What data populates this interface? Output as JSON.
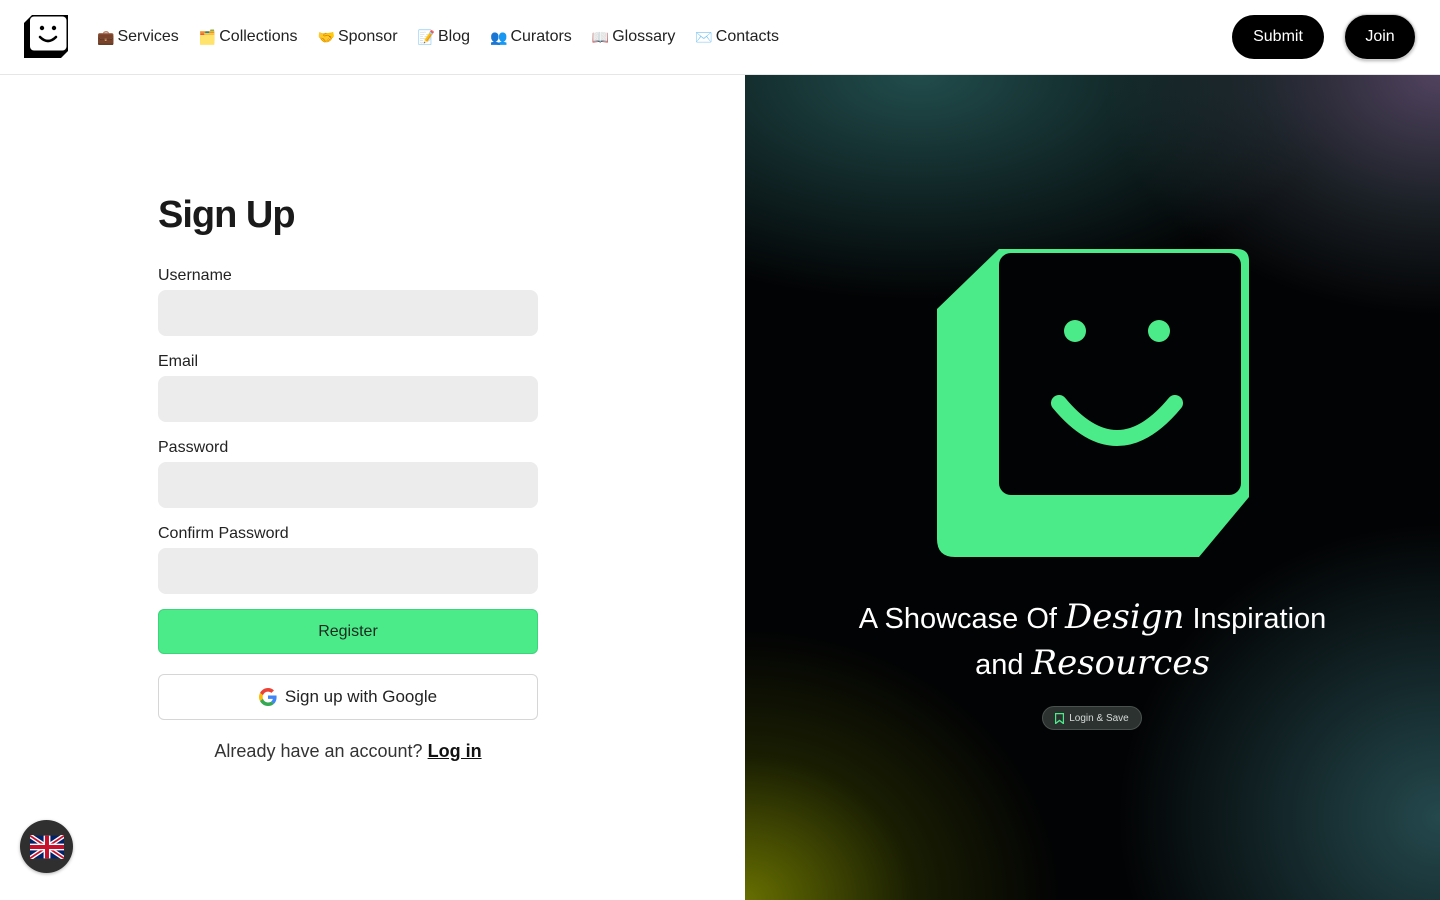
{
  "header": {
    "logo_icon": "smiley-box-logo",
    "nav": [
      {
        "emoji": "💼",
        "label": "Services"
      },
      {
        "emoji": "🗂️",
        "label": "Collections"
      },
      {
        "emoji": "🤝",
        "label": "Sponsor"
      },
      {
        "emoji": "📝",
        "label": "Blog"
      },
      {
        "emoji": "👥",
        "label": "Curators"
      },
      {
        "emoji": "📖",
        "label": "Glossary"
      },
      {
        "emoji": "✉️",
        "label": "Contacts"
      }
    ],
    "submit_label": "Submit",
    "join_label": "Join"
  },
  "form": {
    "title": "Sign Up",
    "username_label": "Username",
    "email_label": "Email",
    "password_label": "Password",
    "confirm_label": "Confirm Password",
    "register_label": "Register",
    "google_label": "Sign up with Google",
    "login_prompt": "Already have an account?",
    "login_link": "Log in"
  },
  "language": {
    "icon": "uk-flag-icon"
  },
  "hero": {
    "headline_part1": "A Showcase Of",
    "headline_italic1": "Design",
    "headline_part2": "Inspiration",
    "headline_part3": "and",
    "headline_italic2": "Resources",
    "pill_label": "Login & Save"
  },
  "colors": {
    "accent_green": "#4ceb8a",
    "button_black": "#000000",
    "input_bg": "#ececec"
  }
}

Problem statement
Report only how many lines in the entries contain "Password".

Exercise response
2